**Requirement:** Below is a block of records; repeat each one exactly.

Stored entries
>>>>>
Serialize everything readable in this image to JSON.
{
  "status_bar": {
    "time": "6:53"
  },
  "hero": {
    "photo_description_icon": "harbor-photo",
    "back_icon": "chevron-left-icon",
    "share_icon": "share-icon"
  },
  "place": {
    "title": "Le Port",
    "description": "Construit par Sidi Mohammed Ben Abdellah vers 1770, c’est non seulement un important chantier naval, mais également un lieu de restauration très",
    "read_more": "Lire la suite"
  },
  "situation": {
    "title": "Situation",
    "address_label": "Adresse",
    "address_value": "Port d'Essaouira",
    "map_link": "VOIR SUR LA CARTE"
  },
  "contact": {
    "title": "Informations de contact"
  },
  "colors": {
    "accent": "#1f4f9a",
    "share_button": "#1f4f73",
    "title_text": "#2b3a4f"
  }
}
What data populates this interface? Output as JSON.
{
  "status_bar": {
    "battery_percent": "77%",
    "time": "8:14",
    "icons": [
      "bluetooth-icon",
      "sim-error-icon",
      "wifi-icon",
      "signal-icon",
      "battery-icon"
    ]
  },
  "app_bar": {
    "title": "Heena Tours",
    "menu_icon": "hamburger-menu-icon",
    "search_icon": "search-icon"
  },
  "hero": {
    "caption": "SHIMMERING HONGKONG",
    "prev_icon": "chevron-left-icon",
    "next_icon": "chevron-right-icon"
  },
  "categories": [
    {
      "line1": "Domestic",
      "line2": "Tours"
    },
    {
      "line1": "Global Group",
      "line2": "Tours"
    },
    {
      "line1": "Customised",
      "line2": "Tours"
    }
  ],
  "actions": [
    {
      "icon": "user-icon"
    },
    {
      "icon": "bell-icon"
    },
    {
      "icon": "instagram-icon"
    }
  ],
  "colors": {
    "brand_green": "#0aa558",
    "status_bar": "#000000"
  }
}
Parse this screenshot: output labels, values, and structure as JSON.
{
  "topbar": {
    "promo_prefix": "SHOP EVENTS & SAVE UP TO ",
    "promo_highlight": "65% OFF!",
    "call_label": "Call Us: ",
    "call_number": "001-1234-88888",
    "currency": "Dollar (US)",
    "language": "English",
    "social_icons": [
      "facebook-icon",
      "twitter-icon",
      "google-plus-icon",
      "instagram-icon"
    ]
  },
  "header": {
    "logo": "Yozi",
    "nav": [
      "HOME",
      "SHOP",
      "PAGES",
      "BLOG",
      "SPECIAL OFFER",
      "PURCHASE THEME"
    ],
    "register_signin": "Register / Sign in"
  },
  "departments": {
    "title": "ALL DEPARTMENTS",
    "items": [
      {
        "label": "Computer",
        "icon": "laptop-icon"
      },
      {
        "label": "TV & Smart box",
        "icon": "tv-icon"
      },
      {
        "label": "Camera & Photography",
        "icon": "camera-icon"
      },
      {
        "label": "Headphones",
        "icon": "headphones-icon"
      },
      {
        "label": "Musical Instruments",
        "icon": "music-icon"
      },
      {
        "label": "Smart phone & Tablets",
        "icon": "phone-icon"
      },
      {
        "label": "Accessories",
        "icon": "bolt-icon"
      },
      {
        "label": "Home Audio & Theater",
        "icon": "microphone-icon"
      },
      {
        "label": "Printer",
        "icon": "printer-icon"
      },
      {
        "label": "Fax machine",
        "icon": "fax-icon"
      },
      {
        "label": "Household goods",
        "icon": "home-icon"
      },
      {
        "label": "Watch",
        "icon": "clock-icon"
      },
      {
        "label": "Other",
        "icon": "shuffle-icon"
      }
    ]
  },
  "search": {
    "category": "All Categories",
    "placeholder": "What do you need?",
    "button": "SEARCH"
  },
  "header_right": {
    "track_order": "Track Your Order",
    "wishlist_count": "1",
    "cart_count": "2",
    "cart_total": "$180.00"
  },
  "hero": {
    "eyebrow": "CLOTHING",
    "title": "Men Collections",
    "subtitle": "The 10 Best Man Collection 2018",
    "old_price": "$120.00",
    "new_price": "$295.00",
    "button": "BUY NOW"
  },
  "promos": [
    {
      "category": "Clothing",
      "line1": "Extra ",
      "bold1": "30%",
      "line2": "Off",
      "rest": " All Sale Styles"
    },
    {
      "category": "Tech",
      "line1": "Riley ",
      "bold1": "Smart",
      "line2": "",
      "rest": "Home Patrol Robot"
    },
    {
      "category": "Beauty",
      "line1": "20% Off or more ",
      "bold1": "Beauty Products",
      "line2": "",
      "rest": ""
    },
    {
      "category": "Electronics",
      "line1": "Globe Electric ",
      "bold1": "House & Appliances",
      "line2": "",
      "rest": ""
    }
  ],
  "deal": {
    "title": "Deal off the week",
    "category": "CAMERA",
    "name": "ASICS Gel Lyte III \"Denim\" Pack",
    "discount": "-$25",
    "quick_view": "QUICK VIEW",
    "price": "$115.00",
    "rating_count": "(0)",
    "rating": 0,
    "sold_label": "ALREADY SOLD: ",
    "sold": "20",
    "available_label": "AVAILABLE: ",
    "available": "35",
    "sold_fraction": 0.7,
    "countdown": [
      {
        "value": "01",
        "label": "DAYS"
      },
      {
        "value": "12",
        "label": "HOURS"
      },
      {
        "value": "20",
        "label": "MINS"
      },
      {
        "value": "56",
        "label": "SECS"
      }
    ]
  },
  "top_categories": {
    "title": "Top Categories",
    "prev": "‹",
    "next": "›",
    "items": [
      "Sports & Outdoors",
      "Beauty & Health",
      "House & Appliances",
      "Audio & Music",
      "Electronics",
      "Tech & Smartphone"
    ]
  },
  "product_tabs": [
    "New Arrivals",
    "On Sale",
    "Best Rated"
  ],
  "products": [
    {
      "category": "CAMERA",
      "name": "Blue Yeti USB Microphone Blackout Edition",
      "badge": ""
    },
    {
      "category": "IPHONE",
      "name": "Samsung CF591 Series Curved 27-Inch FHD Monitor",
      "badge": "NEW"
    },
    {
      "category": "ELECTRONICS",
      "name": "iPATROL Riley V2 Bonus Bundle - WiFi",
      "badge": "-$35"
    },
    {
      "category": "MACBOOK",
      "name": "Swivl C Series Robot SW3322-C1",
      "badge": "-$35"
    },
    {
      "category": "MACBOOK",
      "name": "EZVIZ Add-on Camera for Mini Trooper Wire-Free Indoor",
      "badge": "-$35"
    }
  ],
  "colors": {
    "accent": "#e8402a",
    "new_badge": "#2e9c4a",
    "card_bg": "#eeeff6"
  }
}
<<<<<
**Exercise solution:**
Serialize everything readable in this image to JSON.
{
  "status_bar": {
    "time": "6:53"
  },
  "hero": {
    "photo_description_icon": "harbor-photo",
    "back_icon": "chevron-left-icon",
    "share_icon": "share-icon"
  },
  "place": {
    "title": "Le Port",
    "description": "Construit par Sidi Mohammed Ben Abdellah vers 1770, c’est non seulement un important chantier naval, mais également un lieu de restauration très",
    "read_more": "Lire la suite"
  },
  "situation": {
    "title": "Situation",
    "address_label": "Adresse",
    "address_value": "Port d'Essaouira",
    "map_link": "VOIR SUR LA CARTE"
  },
  "contact": {
    "title": "Informations de contact"
  },
  "colors": {
    "accent": "#1f4f9a",
    "share_button": "#1f4f73",
    "title_text": "#2b3a4f"
  }
}
What data populates this interface? Output as JSON.
{
  "status_bar": {
    "battery_percent": "77%",
    "time": "8:14",
    "icons": [
      "bluetooth-icon",
      "sim-error-icon",
      "wifi-icon",
      "signal-icon",
      "battery-icon"
    ]
  },
  "app_bar": {
    "title": "Heena Tours",
    "menu_icon": "hamburger-menu-icon",
    "search_icon": "search-icon"
  },
  "hero": {
    "caption": "SHIMMERING HONGKONG",
    "prev_icon": "chevron-left-icon",
    "next_icon": "chevron-right-icon"
  },
  "categories": [
    {
      "line1": "Domestic",
      "line2": "Tours"
    },
    {
      "line1": "Global Group",
      "line2": "Tours"
    },
    {
      "line1": "Customised",
      "line2": "Tours"
    }
  ],
  "actions": [
    {
      "icon": "user-icon"
    },
    {
      "icon": "bell-icon"
    },
    {
      "icon": "instagram-icon"
    }
  ],
  "colors": {
    "brand_green": "#0aa558",
    "status_bar": "#000000"
  }
}
Parse this screenshot: output labels, values, and structure as JSON.
{
  "topbar": {
    "promo_prefix": "SHOP EVENTS & SAVE UP TO ",
    "promo_highlight": "65% OFF!",
    "call_label": "Call Us: ",
    "call_number": "001-1234-88888",
    "currency": "Dollar (US)",
    "language": "English",
    "social_icons": [
      "facebook-icon",
      "twitter-icon",
      "google-plus-icon",
      "instagram-icon"
    ]
  },
  "header": {
    "logo": "Yozi",
    "nav": [
      "HOME",
      "SHOP",
      "PAGES",
      "BLOG",
      "SPECIAL OFFER",
      "PURCHASE THEME"
    ],
    "register_signin": "Register / Sign in"
  },
  "departments": {
    "title": "ALL DEPARTMENTS",
    "items": [
      {
        "label": "Computer",
        "icon": "laptop-icon"
      },
      {
        "label": "TV & Smart box",
        "icon": "tv-icon"
      },
      {
        "label": "Camera & Photography",
        "icon": "camera-icon"
      },
      {
        "label": "Headphones",
        "icon": "headphones-icon"
      },
      {
        "label": "Musical Instruments",
        "icon": "music-icon"
      },
      {
        "label": "Smart phone & Tablets",
        "icon": "phone-icon"
      },
      {
        "label": "Accessories",
        "icon": "bolt-icon"
      },
      {
        "label": "Home Audio & Theater",
        "icon": "microphone-icon"
      },
      {
        "label": "Printer",
        "icon": "printer-icon"
      },
      {
        "label": "Fax machine",
        "icon": "fax-icon"
      },
      {
        "label": "Household goods",
        "icon": "home-icon"
      },
      {
        "label": "Watch",
        "icon": "clock-icon"
      },
      {
        "label": "Other",
        "icon": "shuffle-icon"
      }
    ]
  },
  "search": {
    "category": "All Categories",
    "placeholder": "What do you need?",
    "button": "SEARCH"
  },
  "header_right": {
    "track_order": "Track Your Order",
    "wishlist_count": "1",
    "cart_count": "2",
    "cart_total": "$180.00"
  },
  "hero": {
    "eyebrow": "CLOTHING",
    "title": "Men Collections",
    "subtitle": "The 10 Best Man Collection 2018",
    "old_price": "$120.00",
    "new_price": "$295.00",
    "button": "BUY NOW"
  },
  "promos": [
    {
      "category": "Clothing",
      "line1": "Extra ",
      "bold1": "30%",
      "line2": "Off",
      "rest": " All Sale Styles"
    },
    {
      "category": "Tech",
      "line1": "Riley ",
      "bold1": "Smart",
      "line2": "",
      "rest": "Home Patrol Robot"
    },
    {
      "category": "Beauty",
      "line1": "20% Off or more ",
      "bold1": "Beauty Products",
      "line2": "",
      "rest": ""
    },
    {
      "category": "Electronics",
      "line1": "Globe Electric ",
      "bold1": "House & Appliances",
      "line2": "",
      "rest": ""
    }
  ],
  "deal": {
    "title": "Deal off the week",
    "category": "CAMERA",
    "name": "ASICS Gel Lyte III \"Denim\" Pack",
    "discount": "-$25",
    "quick_view": "QUICK VIEW",
    "price": "$115.00",
    "rating_count": "(0)",
    "rating": 0,
    "sold_label": "ALREADY SOLD: ",
    "sold": "20",
    "available_label": "AVAILABLE: ",
    "available": "35",
    "sold_fraction": 0.7,
    "countdown": [
      {
        "value": "01",
        "label": "DAYS"
      },
      {
        "value": "12",
        "label": "HOURS"
      },
      {
        "value": "20",
        "label": "MINS"
      },
      {
        "value": "56",
        "label": "SECS"
      }
    ]
  },
  "top_categories": {
    "title": "Top Categories",
    "prev": "‹",
    "next": "›",
    "items": [
      "Sports & Outdoors",
      "Beauty & Health",
      "House & Appliances",
      "Audio & Music",
      "Electronics",
      "Tech & Smartphone"
    ]
  },
  "product_tabs": [
    "New Arrivals",
    "On Sale",
    "Best Rated"
  ],
  "products": [
    {
      "category": "CAMERA",
      "name": "Blue Yeti USB Microphone Blackout Edition",
      "badge": ""
    },
    {
      "category": "IPHONE",
      "name": "Samsung CF591 Series Curved 27-Inch FHD Monitor",
      "badge": "NEW"
    },
    {
      "category": "ELECTRONICS",
      "name": "iPATROL Riley V2 Bonus Bundle - WiFi",
      "badge": "-$35"
    },
    {
      "category": "MACBOOK",
      "name": "Swivl C Series Robot SW3322-C1",
      "badge": "-$35"
    },
    {
      "category": "MACBOOK",
      "name": "EZVIZ Add-on Camera for Mini Trooper Wire-Free Indoor",
      "badge": "-$35"
    }
  ],
  "colors": {
    "accent": "#e8402a",
    "new_badge": "#2e9c4a",
    "card_bg": "#eeeff6"
  }
}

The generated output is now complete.